## [What this task involves]
Copy the records from the first line through the line containing "p95-point — [521, 156, 528, 163]", changing every "msg-bar" to "message-bar" and leaving everything else as it is.

## [Records provided]

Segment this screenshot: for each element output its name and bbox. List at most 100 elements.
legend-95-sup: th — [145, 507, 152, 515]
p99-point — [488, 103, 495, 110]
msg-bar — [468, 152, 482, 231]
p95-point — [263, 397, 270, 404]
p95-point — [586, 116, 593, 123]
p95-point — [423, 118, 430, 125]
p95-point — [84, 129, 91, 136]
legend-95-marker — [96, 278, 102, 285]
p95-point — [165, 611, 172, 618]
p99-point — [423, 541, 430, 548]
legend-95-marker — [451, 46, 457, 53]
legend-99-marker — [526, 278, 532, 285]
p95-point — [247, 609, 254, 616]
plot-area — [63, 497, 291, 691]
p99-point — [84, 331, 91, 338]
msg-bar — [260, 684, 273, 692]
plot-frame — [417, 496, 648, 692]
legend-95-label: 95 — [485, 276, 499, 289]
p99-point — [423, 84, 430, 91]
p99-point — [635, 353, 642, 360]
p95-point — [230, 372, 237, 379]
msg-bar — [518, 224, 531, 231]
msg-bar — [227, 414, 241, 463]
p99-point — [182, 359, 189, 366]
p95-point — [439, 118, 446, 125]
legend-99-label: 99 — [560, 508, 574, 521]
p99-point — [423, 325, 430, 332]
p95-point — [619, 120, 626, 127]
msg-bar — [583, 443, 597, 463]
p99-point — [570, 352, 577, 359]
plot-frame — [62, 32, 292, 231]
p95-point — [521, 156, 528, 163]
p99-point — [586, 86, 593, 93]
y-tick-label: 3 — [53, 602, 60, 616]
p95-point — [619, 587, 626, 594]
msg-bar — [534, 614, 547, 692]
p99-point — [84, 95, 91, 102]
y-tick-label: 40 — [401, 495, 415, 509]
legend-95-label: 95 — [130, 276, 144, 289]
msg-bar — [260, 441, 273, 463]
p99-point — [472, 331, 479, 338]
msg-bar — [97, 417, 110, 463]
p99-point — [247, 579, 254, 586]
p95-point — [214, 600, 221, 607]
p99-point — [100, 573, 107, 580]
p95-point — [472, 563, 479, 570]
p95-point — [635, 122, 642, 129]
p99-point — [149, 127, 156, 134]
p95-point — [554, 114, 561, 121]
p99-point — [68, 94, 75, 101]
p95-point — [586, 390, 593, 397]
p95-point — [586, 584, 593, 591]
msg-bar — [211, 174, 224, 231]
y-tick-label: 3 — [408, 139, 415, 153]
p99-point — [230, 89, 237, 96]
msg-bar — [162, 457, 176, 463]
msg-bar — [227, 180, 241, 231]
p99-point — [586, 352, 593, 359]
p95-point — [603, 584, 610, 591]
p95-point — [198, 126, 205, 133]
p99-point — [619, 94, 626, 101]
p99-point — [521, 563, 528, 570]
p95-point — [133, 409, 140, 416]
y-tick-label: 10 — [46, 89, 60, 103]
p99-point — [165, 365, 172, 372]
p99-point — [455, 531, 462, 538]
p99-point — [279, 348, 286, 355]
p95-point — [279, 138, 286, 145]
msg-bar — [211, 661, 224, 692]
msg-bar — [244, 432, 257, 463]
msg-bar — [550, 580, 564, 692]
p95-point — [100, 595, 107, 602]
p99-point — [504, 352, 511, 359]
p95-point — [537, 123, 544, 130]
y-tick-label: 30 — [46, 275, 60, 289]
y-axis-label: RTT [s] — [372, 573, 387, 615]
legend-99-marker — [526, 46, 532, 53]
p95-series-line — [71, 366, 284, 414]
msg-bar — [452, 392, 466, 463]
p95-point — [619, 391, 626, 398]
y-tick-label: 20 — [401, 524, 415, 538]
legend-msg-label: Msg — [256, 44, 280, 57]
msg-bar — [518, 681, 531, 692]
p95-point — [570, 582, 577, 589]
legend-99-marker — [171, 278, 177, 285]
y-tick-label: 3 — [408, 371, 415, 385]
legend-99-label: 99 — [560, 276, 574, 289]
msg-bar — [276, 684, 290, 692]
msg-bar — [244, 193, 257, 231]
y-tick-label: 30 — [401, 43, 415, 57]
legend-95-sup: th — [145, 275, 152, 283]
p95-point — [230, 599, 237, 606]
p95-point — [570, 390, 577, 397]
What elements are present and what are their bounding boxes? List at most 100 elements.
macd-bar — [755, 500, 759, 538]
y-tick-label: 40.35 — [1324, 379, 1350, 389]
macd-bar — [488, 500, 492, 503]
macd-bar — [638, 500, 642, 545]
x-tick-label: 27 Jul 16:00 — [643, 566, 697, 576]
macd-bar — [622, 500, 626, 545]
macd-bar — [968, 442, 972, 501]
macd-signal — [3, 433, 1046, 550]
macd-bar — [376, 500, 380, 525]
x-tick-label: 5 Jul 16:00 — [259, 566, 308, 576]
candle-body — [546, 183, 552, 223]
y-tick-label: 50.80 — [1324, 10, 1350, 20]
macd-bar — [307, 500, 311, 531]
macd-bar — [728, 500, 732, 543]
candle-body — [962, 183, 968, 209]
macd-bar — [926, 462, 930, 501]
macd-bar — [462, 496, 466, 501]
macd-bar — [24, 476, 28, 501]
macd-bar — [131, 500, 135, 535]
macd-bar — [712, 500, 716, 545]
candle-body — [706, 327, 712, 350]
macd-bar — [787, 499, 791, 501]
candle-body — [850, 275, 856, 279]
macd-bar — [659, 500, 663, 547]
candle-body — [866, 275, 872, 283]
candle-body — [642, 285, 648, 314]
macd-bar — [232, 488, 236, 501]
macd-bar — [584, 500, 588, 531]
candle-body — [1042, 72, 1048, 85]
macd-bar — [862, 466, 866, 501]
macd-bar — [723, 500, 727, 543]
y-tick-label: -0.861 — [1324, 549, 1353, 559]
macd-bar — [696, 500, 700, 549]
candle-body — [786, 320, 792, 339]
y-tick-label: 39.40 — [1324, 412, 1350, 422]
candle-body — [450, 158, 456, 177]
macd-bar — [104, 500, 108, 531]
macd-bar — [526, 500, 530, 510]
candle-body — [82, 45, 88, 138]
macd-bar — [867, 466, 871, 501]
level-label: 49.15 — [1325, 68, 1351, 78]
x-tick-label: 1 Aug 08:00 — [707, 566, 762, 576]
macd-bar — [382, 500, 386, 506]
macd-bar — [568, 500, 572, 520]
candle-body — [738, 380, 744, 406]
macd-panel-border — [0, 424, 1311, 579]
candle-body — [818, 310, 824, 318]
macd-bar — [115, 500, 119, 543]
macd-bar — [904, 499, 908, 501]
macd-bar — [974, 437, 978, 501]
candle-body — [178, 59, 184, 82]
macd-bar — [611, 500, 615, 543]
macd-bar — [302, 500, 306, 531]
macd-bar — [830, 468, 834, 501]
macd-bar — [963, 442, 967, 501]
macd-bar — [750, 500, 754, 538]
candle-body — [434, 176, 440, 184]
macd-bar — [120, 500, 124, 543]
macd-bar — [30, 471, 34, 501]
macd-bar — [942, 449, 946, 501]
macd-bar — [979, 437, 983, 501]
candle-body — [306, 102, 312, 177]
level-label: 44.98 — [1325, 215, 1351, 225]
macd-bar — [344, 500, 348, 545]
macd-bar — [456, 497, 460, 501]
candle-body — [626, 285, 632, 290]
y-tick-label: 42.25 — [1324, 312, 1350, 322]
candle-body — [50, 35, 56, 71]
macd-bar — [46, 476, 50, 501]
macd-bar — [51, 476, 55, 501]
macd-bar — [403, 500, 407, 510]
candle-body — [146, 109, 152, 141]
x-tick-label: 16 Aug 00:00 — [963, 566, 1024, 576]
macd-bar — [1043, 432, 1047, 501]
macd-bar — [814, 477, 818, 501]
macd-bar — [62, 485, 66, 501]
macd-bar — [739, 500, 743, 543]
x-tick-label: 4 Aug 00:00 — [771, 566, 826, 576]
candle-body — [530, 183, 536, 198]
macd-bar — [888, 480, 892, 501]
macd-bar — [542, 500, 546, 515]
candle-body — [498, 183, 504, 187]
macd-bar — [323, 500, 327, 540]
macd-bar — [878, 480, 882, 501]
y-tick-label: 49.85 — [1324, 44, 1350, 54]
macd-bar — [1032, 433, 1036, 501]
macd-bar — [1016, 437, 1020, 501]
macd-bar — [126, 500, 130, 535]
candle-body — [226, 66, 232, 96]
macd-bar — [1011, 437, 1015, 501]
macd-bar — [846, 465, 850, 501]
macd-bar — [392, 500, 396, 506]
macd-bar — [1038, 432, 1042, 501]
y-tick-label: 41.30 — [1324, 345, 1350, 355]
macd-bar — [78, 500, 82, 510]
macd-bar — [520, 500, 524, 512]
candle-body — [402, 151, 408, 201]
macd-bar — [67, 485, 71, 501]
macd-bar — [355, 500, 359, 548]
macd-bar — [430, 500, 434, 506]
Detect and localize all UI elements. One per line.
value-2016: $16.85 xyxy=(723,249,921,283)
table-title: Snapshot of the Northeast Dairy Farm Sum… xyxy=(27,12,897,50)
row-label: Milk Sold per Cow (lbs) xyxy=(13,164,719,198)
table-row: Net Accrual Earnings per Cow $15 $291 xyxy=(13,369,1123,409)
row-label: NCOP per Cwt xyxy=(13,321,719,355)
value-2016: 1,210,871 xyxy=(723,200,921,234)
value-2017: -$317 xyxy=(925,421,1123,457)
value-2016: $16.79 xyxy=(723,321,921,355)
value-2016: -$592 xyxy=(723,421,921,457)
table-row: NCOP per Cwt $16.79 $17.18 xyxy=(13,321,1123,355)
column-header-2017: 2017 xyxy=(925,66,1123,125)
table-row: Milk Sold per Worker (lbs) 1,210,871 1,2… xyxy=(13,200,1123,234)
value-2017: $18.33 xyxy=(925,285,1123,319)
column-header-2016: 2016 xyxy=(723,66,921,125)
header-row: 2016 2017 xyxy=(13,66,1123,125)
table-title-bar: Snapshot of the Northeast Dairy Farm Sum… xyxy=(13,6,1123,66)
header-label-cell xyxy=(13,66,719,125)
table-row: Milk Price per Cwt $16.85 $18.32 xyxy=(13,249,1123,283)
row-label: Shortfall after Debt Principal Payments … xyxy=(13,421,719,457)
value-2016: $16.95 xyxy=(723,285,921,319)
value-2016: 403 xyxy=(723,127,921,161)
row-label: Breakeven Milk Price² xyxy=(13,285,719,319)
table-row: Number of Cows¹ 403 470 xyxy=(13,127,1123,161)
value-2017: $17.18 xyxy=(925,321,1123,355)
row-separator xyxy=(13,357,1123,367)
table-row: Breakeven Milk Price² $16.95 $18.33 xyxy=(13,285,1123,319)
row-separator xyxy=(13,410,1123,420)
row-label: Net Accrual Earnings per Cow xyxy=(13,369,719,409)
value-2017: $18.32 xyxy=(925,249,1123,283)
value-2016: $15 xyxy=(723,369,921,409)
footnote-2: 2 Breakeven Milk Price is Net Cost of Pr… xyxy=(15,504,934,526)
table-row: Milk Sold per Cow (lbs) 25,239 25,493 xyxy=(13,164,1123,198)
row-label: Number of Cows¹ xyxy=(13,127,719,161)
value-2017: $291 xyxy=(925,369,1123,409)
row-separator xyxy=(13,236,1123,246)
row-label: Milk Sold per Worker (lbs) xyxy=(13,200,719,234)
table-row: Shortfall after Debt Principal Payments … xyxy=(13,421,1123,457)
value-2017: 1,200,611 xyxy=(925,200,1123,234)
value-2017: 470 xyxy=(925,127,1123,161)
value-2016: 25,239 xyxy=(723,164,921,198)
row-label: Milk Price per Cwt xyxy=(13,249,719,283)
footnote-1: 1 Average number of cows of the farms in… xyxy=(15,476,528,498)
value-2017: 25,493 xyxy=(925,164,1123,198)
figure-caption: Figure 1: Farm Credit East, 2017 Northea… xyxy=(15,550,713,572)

## [Result of this exercise]
Segment this screenshot: for each element output its name and bbox. List at most 100 elements.
legend-95-sup: th — [145, 507, 152, 515]
p99-point — [488, 103, 495, 110]
message-bar — [468, 152, 482, 231]
p95-point — [263, 397, 270, 404]
p95-point — [586, 116, 593, 123]
p95-point — [423, 118, 430, 125]
p95-point — [84, 129, 91, 136]
legend-95-marker — [96, 278, 102, 285]
p95-point — [165, 611, 172, 618]
p99-point — [423, 541, 430, 548]
legend-95-marker — [451, 46, 457, 53]
legend-99-marker — [526, 278, 532, 285]
p95-point — [247, 609, 254, 616]
plot-area — [63, 497, 291, 691]
p99-point — [84, 331, 91, 338]
message-bar — [260, 684, 273, 692]
plot-frame — [417, 496, 648, 692]
legend-95-label: 95 — [485, 276, 499, 289]
p99-point — [423, 84, 430, 91]
p99-point — [635, 353, 642, 360]
p95-point — [230, 372, 237, 379]
message-bar — [518, 224, 531, 231]
message-bar — [227, 414, 241, 463]
p99-point — [182, 359, 189, 366]
p95-point — [439, 118, 446, 125]
legend-99-label: 99 — [560, 508, 574, 521]
p99-point — [423, 325, 430, 332]
p95-point — [619, 120, 626, 127]
message-bar — [583, 443, 597, 463]
p99-point — [570, 352, 577, 359]
plot-frame — [62, 32, 292, 231]
p95-point — [521, 156, 528, 163]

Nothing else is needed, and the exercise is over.